[RAW RECORDS]
----

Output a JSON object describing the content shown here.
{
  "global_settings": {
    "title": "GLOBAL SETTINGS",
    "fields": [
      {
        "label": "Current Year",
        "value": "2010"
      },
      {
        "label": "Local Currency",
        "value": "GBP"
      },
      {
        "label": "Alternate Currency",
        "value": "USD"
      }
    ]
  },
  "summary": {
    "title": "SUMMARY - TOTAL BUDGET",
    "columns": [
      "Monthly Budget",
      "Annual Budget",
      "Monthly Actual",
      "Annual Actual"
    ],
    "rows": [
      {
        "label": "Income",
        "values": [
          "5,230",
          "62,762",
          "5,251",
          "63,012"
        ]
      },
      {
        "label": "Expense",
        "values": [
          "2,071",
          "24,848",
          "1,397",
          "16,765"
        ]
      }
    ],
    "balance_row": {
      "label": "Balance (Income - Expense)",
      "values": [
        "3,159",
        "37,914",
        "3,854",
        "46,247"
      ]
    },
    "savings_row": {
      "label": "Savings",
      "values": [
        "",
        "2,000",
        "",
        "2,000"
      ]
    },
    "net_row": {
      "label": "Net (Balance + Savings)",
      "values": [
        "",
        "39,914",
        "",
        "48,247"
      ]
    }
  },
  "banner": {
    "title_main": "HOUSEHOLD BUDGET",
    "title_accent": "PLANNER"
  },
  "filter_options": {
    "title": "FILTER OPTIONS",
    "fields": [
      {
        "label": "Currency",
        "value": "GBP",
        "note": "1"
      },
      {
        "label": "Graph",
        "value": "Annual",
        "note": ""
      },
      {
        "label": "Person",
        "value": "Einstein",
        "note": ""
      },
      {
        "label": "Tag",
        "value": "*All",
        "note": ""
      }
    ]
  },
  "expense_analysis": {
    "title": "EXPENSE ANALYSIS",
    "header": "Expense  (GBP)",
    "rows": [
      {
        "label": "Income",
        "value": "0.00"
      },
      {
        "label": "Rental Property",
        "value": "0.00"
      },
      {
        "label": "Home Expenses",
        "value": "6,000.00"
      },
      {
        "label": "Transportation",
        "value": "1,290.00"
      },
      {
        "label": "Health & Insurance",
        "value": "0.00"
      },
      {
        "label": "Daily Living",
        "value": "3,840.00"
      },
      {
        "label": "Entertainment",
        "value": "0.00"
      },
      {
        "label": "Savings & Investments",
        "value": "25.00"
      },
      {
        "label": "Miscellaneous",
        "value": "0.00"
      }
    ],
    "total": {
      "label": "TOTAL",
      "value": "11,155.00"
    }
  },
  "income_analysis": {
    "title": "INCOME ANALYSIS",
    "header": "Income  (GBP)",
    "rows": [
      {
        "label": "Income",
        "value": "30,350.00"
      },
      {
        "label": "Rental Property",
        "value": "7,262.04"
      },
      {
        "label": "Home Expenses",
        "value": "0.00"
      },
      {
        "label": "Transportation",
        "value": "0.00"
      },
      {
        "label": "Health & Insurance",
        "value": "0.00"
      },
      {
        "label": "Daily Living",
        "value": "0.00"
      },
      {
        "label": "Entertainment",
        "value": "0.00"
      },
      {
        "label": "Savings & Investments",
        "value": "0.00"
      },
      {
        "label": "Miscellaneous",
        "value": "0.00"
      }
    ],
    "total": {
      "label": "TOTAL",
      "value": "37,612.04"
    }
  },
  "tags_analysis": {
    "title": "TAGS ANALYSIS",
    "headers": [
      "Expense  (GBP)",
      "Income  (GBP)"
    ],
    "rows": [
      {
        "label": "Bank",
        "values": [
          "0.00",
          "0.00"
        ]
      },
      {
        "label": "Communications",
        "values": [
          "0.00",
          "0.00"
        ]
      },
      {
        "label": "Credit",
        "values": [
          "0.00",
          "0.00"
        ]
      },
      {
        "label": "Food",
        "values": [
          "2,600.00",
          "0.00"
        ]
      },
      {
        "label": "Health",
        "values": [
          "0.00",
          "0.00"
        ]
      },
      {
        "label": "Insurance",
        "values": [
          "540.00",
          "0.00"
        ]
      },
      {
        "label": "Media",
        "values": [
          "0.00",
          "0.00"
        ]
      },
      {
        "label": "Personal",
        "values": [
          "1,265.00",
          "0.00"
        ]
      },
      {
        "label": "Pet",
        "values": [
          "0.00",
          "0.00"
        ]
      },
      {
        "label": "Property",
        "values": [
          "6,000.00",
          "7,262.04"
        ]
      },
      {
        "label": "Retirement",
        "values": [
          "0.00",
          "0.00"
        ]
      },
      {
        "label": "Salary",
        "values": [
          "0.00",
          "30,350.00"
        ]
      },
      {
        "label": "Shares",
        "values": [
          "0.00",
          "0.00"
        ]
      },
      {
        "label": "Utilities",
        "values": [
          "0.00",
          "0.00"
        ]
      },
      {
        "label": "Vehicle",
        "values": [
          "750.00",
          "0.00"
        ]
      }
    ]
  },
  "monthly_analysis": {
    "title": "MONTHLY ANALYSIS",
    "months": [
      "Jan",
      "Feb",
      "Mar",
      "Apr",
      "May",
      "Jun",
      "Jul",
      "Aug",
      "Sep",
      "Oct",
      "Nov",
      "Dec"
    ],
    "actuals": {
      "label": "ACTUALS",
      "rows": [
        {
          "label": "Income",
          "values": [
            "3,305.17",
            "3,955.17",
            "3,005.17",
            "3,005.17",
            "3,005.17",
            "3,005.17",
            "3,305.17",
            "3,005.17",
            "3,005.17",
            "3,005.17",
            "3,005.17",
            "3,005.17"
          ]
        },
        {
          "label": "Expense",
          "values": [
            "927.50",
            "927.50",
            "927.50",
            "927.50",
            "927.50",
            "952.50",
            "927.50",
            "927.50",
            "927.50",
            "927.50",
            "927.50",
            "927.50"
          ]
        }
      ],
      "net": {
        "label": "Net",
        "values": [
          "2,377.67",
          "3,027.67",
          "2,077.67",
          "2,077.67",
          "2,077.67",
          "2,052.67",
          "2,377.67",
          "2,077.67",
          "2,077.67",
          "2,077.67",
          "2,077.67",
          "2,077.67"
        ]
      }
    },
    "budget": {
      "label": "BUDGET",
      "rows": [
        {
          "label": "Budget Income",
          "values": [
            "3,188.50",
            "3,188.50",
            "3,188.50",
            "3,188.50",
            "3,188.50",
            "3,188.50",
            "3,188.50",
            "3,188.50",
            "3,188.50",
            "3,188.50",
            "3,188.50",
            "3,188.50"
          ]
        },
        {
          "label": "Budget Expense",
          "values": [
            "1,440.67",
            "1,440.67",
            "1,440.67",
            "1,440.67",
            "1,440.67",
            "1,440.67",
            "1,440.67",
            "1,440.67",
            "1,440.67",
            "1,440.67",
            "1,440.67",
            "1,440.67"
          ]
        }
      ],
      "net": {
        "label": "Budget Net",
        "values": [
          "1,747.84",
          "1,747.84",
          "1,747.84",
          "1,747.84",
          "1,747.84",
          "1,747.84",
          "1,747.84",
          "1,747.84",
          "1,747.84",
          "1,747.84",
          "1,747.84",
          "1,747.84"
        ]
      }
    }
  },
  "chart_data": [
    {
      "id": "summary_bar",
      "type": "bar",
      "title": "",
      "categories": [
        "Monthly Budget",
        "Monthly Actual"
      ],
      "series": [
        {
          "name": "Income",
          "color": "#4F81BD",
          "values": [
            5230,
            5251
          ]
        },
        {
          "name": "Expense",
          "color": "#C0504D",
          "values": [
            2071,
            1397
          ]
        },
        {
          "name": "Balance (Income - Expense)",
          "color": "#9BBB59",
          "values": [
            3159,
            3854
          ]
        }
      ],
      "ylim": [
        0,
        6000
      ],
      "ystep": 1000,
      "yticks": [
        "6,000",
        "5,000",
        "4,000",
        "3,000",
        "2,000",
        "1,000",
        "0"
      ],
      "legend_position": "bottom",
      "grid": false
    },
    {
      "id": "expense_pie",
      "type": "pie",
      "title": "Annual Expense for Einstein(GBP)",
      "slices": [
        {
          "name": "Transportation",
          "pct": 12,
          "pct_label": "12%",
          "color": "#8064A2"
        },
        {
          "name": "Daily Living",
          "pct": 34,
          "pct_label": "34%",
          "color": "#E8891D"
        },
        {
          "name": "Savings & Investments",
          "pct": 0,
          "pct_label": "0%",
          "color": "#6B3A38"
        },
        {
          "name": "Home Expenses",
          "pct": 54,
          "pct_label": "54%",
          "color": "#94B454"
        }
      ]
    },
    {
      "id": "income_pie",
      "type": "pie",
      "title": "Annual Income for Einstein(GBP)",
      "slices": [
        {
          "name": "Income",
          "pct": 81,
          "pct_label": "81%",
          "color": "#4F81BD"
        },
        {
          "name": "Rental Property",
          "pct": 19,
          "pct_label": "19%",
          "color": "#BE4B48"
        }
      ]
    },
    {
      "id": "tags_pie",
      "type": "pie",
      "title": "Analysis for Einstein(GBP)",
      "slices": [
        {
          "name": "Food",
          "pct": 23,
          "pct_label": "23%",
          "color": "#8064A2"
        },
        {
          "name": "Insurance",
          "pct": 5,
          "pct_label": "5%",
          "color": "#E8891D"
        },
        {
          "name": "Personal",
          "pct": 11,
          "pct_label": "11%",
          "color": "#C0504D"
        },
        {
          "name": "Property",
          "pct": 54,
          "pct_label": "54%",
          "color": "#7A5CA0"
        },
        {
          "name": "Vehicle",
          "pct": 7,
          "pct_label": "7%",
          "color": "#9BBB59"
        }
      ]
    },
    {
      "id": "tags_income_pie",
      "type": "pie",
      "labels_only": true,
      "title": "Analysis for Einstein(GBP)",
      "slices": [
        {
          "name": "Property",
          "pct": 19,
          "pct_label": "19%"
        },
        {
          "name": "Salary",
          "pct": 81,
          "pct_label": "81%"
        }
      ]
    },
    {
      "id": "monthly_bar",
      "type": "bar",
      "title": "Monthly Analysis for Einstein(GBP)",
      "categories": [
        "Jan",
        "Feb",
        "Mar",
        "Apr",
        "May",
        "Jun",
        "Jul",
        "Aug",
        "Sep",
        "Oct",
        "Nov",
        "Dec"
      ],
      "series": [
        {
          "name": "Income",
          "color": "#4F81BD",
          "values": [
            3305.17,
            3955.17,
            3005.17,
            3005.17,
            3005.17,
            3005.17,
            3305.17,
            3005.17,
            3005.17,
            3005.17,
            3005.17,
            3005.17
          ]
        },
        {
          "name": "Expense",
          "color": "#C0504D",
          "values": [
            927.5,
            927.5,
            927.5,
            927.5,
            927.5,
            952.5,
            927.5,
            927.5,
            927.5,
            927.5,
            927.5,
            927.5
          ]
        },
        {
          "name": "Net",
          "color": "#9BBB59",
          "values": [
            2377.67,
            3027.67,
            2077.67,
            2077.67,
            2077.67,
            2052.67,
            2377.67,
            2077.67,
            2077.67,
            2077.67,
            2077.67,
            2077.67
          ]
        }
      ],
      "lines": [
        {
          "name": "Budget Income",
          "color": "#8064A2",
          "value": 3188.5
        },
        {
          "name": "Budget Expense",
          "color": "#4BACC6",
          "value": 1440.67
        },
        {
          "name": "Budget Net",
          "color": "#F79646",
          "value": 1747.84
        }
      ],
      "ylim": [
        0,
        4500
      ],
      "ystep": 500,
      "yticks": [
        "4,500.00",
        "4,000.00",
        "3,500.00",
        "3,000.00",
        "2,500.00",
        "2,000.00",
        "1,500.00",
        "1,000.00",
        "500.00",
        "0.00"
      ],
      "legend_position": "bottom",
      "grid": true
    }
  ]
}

----

[WHAT THIS TASK INVOLVES]
From the entries above, list each line with "Insurance" in it.

[REPLY]
        "label": "Health & Insurance",
        "label": "Health & Insurance",
        "label": "Insurance",
          "name": "Insurance",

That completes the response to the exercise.